## GIVEN EXERCISE
Say how many lines of the material below contain the word "noise", with no other words.

-------

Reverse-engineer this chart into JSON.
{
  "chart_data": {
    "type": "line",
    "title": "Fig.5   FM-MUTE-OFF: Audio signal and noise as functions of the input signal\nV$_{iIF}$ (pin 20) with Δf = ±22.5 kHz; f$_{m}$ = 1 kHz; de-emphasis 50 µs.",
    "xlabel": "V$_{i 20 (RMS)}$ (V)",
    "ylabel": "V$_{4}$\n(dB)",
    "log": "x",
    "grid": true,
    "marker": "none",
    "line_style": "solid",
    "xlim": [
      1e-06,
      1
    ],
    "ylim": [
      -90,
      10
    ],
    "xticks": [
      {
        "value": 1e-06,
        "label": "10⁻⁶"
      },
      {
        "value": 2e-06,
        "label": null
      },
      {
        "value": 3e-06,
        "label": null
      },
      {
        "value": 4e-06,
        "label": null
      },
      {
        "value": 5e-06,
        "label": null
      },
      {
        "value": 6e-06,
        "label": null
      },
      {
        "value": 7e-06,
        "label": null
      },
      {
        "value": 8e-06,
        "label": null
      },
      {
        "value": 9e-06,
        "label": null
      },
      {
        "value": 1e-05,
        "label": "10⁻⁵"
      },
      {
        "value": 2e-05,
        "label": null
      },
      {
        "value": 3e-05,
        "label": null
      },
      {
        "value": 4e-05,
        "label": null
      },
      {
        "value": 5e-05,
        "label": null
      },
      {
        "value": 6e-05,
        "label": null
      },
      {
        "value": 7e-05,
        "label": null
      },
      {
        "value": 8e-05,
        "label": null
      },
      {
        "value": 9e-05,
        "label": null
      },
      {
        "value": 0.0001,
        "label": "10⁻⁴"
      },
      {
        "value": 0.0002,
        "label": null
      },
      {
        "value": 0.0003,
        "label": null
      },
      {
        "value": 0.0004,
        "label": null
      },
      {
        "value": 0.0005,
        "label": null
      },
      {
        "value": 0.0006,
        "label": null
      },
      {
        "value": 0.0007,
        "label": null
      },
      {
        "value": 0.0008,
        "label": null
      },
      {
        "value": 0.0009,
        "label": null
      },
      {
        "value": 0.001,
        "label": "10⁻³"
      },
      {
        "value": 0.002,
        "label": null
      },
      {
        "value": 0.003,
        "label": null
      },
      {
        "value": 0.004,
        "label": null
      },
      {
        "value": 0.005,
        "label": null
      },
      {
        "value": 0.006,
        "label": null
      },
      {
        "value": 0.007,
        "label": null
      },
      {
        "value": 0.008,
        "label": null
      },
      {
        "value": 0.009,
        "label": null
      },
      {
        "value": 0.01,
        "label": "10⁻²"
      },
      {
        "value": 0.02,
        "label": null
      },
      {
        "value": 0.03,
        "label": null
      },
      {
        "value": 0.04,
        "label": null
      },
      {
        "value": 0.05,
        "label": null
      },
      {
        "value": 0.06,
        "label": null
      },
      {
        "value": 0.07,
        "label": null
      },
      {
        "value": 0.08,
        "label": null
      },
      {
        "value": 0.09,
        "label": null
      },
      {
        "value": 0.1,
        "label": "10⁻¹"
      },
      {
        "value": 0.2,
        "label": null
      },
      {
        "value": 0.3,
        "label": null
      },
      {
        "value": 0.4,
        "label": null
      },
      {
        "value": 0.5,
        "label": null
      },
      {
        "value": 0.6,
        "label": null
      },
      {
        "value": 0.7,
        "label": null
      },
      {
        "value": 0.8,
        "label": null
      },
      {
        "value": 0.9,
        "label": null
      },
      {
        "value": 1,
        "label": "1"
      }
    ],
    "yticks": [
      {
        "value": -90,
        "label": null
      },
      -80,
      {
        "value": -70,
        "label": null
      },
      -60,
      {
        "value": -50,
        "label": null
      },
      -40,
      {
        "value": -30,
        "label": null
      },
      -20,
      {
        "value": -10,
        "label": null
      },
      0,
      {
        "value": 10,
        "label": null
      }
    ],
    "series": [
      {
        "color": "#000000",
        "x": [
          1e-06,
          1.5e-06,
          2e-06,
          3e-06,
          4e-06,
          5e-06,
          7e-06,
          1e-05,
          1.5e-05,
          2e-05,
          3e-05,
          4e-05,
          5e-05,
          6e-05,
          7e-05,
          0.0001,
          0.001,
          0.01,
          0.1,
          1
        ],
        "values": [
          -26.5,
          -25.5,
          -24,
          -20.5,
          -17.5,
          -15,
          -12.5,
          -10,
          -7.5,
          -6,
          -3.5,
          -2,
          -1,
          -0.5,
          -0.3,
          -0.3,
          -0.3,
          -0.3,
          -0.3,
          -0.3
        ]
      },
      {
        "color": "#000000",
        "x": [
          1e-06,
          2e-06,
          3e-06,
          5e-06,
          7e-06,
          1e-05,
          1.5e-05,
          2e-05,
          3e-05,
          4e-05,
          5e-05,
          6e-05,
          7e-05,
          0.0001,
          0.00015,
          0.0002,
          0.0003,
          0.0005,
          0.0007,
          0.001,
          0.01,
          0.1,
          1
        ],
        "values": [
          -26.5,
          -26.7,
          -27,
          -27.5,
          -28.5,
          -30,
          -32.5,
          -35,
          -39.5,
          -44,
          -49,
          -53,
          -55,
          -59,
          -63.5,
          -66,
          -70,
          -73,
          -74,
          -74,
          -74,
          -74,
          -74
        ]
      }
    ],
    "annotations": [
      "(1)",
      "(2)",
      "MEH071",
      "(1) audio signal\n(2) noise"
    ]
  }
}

-------

## ANSWER TO THE PROBLEM
2